TO DO:
Echo the material below word for word, from the line with "Give me the" up to and including the line with "993, 1505, 1007]". Leave out the pictures.

INPUT:
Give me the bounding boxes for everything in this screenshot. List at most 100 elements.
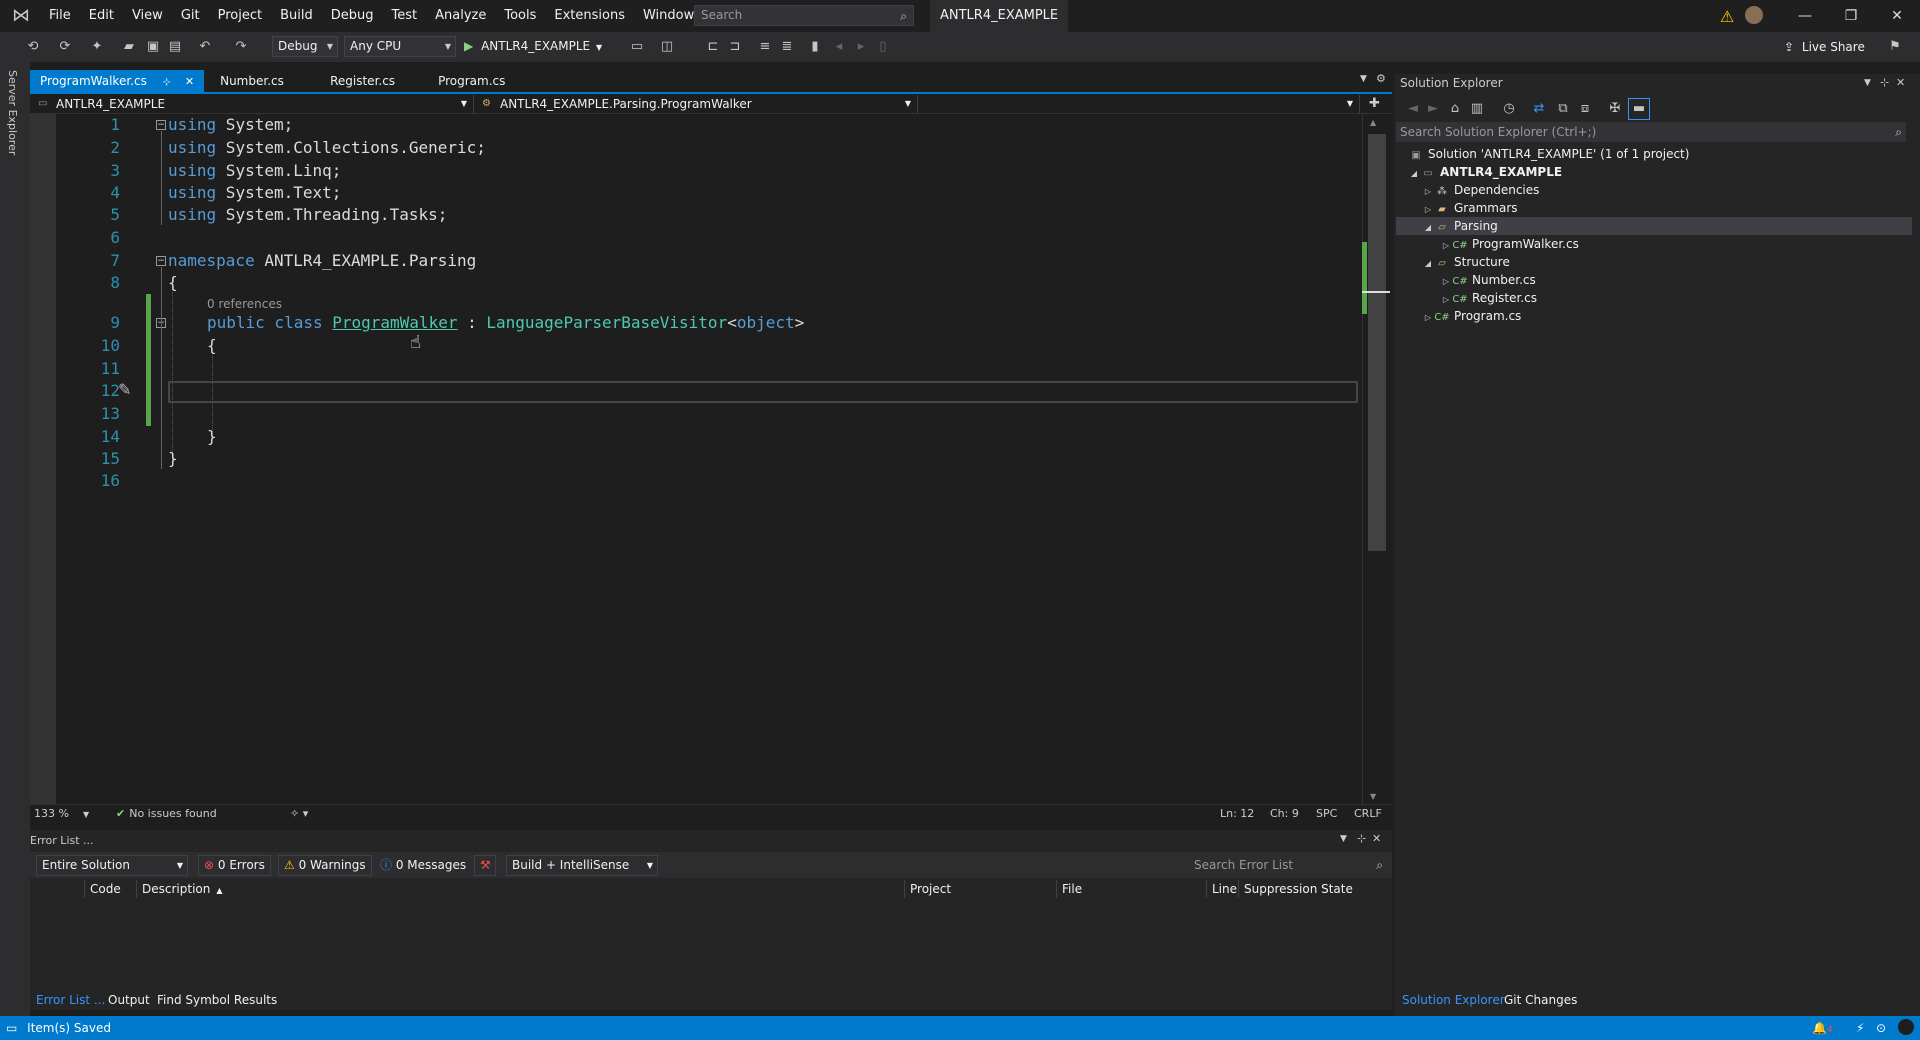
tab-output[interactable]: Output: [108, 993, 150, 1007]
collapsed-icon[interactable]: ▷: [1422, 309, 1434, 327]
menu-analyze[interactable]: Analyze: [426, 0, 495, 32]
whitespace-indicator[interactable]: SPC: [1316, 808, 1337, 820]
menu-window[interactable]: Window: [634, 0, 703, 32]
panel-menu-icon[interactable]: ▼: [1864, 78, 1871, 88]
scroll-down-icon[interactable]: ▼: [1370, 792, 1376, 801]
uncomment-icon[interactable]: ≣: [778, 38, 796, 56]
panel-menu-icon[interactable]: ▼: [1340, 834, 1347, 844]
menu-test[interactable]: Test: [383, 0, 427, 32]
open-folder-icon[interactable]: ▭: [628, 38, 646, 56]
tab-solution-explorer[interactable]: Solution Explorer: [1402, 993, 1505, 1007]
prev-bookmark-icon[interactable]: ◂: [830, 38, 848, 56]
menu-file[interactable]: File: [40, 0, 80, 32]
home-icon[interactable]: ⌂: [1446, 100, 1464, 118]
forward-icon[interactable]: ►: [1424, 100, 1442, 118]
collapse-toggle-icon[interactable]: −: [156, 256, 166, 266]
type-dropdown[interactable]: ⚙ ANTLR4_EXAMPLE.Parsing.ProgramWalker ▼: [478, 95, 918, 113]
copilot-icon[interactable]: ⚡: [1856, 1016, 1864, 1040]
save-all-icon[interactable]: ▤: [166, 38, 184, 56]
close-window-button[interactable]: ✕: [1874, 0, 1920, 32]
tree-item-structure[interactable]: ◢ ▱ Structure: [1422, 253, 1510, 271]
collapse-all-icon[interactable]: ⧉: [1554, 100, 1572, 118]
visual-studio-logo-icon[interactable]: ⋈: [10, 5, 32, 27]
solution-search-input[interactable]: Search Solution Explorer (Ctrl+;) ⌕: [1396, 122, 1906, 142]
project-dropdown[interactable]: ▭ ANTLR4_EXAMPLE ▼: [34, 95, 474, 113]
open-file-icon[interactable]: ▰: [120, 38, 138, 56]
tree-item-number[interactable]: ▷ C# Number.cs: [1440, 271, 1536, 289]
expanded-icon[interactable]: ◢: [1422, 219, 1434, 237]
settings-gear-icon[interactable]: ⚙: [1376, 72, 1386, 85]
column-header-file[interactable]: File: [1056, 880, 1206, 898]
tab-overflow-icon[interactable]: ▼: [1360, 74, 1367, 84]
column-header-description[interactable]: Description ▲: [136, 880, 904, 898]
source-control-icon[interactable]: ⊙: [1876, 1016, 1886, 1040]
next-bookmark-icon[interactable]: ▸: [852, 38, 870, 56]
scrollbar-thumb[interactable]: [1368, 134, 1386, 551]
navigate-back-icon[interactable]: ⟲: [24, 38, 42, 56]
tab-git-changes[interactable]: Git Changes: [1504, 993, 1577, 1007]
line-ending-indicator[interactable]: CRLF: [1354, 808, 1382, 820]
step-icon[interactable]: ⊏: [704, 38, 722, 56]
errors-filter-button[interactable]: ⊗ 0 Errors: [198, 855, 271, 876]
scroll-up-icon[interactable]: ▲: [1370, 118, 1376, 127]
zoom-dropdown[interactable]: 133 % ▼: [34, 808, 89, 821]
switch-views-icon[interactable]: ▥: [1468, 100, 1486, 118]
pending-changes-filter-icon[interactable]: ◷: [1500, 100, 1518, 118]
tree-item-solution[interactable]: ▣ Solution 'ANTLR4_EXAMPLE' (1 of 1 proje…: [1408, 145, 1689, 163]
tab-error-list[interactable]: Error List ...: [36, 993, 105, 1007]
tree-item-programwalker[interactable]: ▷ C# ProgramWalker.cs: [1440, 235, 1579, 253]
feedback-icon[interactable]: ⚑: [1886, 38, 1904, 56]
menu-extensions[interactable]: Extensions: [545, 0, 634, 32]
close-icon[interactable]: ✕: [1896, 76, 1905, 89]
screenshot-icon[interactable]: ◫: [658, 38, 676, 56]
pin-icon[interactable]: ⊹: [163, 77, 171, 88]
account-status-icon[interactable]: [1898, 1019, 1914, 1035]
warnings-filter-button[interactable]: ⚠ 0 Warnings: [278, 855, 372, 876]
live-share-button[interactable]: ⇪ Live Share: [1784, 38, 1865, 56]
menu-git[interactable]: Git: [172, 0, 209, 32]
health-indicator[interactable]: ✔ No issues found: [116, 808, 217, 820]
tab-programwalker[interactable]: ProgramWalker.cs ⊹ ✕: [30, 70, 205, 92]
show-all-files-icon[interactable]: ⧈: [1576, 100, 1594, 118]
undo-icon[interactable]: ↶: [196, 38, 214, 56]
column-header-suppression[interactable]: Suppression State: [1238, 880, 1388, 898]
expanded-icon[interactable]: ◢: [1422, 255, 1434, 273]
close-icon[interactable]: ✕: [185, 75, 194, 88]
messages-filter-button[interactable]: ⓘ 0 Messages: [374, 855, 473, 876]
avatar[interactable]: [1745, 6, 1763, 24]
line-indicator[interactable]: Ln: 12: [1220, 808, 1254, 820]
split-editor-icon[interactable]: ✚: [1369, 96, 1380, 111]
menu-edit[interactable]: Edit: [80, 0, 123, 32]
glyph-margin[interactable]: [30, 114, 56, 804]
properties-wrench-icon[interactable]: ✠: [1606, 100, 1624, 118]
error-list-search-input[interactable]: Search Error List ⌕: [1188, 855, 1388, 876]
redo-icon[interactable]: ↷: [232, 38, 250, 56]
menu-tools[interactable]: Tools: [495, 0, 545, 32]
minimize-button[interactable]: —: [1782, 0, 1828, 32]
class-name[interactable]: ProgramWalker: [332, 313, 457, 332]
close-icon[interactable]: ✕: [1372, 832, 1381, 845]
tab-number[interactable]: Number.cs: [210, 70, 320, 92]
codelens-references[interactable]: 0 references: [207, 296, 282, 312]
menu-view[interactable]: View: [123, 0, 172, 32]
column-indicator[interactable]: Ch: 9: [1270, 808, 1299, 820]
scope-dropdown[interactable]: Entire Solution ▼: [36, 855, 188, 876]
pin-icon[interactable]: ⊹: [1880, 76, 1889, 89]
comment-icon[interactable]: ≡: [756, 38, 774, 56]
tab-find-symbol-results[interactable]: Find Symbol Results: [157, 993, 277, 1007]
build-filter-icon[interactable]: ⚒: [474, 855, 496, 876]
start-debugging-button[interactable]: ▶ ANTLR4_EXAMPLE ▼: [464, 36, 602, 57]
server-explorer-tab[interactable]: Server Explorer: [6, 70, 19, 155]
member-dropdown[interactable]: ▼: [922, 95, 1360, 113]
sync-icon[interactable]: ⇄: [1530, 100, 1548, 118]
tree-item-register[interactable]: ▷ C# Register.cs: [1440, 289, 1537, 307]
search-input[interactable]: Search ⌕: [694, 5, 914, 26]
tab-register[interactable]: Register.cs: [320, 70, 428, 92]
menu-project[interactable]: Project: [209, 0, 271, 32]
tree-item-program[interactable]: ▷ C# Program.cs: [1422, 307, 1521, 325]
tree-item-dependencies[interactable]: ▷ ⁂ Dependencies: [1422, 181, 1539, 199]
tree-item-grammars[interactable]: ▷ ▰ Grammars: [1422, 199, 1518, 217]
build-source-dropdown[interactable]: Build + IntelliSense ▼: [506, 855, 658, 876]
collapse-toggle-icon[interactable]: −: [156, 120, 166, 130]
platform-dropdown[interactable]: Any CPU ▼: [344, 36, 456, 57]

==

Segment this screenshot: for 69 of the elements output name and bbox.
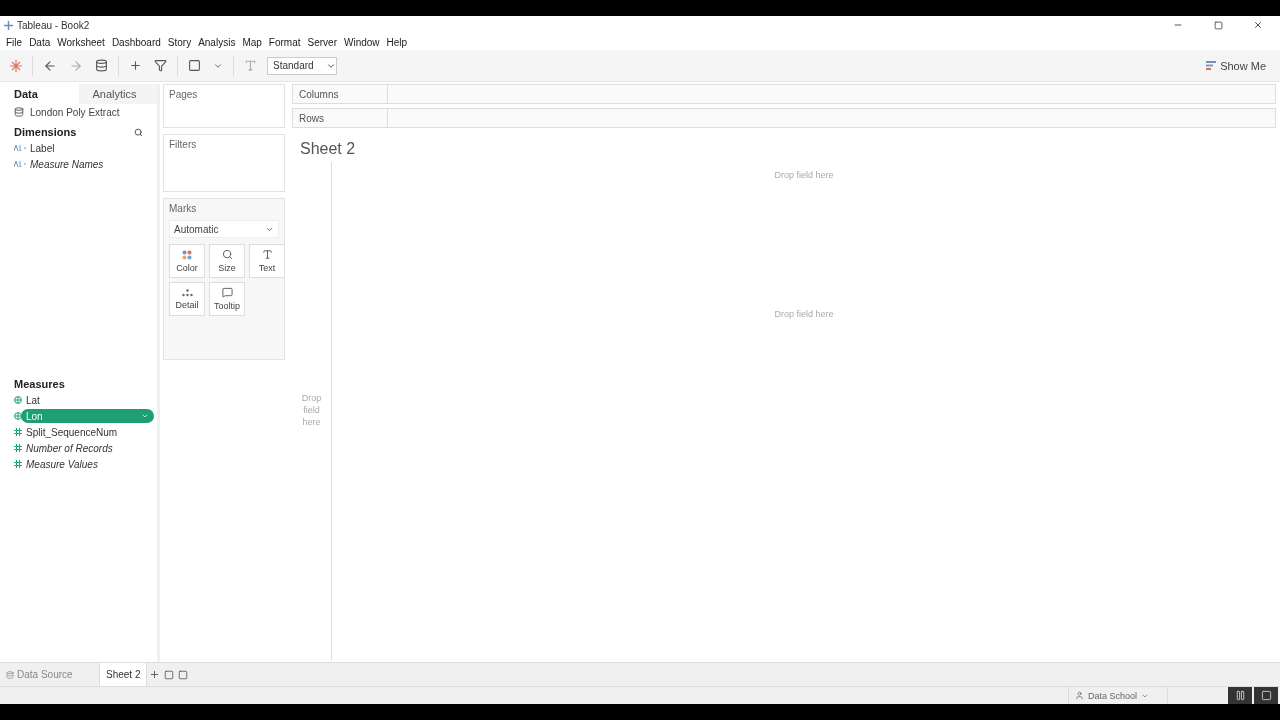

FINISHED EXERCISE:
Give me the bounding boxes for everything in this screenshot. List at most 100 elements.
tab-output[interactable]: Output: [108, 993, 150, 1007]
collapsed-icon[interactable]: ▷: [1422, 309, 1434, 327]
menu-analyze[interactable]: Analyze: [426, 0, 495, 32]
whitespace-indicator[interactable]: SPC: [1316, 808, 1337, 820]
menu-window[interactable]: Window: [634, 0, 703, 32]
panel-menu-icon[interactable]: ▼: [1864, 78, 1871, 88]
scroll-down-icon[interactable]: ▼: [1370, 792, 1376, 801]
uncomment-icon[interactable]: ≣: [778, 38, 796, 56]
panel-menu-icon[interactable]: ▼: [1340, 834, 1347, 844]
menu-test[interactable]: Test: [383, 0, 427, 32]
open-folder-icon[interactable]: ▭: [628, 38, 646, 56]
tab-solution-explorer[interactable]: Solution Explorer: [1402, 993, 1505, 1007]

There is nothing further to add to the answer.